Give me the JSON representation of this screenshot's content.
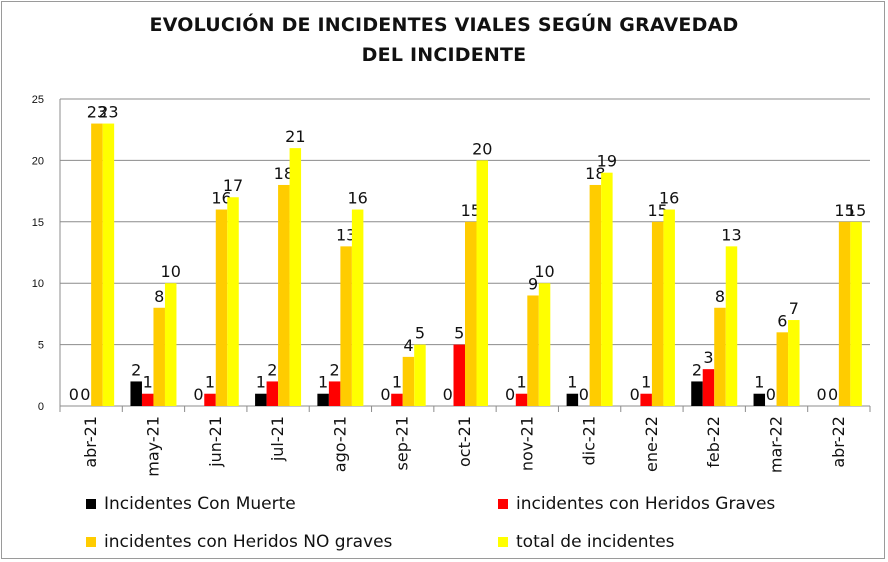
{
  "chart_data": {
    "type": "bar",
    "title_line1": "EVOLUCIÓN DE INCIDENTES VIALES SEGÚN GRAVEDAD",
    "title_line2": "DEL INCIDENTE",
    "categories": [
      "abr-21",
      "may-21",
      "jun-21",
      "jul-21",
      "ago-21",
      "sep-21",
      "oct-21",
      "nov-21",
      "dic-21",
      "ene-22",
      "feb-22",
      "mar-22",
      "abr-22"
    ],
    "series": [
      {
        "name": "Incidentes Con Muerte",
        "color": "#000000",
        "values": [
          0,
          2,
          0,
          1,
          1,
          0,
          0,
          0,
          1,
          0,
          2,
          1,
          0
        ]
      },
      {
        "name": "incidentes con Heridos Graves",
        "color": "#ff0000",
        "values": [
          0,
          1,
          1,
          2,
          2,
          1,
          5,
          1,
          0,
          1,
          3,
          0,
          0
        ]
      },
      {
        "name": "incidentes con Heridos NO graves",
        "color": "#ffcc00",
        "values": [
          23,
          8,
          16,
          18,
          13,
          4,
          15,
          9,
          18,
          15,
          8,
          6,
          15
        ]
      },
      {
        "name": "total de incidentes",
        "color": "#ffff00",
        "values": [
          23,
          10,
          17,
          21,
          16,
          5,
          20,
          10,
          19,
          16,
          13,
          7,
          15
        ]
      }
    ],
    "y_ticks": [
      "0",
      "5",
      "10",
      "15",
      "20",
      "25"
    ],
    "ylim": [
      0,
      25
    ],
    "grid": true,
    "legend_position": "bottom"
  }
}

****************************************

In the entries above, identify every line with the string "Heridos".

        "name": "incidentes con Heridos Graves",
        "name": "incidentes con Heridos NO graves",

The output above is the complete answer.